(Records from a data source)
..........
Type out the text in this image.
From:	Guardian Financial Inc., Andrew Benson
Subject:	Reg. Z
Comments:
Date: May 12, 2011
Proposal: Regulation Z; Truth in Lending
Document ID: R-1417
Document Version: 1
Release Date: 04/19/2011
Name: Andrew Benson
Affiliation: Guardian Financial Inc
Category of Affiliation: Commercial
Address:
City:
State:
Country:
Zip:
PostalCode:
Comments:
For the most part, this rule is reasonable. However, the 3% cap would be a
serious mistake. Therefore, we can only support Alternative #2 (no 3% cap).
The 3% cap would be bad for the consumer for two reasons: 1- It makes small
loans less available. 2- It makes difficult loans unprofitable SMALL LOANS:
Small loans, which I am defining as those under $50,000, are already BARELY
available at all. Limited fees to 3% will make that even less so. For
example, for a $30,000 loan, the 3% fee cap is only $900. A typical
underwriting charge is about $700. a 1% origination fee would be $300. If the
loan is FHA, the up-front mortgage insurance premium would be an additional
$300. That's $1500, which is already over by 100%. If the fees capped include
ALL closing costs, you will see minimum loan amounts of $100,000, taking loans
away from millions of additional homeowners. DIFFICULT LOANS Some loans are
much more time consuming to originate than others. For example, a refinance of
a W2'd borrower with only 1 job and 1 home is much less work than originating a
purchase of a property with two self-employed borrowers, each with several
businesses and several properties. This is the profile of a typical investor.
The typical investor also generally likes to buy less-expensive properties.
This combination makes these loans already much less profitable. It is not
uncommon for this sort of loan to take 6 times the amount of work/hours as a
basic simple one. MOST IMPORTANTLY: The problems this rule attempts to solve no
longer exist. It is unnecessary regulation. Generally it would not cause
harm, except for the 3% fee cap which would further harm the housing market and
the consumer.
..........
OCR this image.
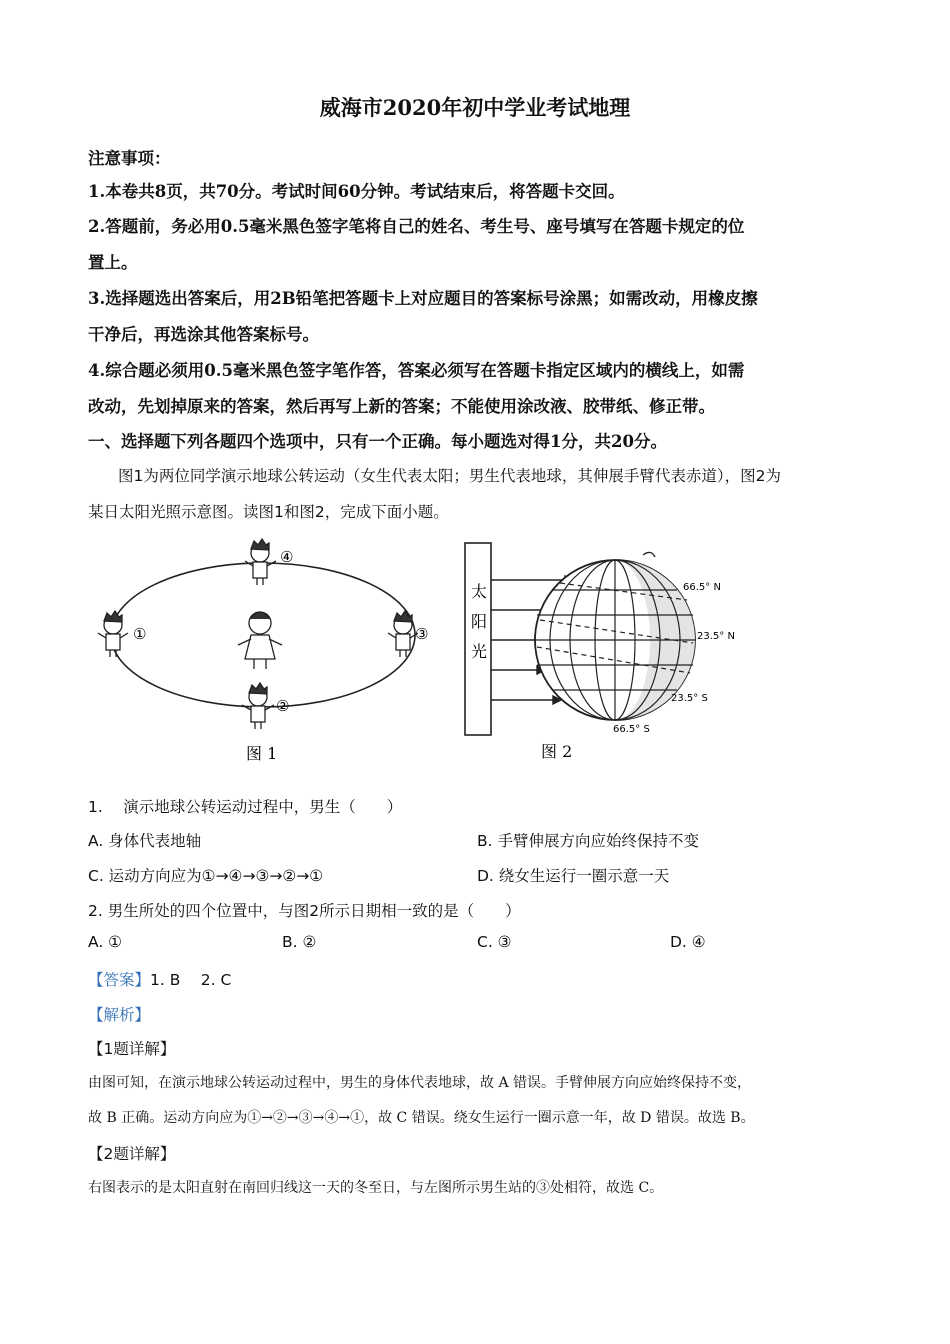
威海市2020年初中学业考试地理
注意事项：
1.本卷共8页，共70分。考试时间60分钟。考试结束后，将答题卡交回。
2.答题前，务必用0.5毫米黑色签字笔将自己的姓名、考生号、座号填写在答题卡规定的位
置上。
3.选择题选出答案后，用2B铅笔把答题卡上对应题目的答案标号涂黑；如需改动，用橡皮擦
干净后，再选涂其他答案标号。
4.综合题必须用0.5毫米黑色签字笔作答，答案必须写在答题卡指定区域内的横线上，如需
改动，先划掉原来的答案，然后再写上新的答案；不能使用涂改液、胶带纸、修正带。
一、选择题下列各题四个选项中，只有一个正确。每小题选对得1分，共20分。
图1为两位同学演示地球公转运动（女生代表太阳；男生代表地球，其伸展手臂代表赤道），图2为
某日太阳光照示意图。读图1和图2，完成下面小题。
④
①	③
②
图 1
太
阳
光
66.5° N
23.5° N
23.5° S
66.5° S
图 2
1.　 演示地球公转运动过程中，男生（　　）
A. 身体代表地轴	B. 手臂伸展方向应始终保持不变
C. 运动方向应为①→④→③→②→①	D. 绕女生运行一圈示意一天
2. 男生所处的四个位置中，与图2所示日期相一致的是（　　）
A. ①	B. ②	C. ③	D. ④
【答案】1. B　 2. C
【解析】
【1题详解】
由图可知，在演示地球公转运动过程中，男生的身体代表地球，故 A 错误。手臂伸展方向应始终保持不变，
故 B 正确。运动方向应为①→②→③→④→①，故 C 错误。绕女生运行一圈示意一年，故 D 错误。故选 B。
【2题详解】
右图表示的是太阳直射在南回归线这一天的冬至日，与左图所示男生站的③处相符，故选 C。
..........
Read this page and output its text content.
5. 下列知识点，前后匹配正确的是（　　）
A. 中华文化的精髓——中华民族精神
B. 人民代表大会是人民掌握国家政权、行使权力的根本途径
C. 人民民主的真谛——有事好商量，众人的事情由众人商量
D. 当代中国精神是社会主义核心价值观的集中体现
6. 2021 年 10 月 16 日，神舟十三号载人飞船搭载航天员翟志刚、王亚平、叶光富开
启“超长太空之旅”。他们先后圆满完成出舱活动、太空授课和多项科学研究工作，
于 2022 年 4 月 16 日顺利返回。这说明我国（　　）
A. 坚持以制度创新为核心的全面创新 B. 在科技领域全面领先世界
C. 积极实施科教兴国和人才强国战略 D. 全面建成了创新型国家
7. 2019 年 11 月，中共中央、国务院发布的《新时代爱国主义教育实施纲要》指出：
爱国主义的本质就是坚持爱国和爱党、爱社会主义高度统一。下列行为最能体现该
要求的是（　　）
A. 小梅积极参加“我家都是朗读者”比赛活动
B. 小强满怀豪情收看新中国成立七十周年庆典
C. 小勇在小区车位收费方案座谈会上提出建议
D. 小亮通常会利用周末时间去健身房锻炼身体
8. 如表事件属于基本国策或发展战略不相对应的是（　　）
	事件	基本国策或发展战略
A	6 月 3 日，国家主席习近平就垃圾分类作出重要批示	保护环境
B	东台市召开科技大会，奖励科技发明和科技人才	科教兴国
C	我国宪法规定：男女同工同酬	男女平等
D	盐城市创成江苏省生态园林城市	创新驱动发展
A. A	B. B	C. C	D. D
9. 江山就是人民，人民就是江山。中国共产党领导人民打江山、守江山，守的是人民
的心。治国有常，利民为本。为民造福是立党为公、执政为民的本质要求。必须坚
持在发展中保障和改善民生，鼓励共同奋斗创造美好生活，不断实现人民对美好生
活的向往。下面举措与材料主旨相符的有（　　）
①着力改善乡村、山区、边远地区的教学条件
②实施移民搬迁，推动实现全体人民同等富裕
..........
Count every line in the preceding entries where the string "consumer" appears, then state only the total.

2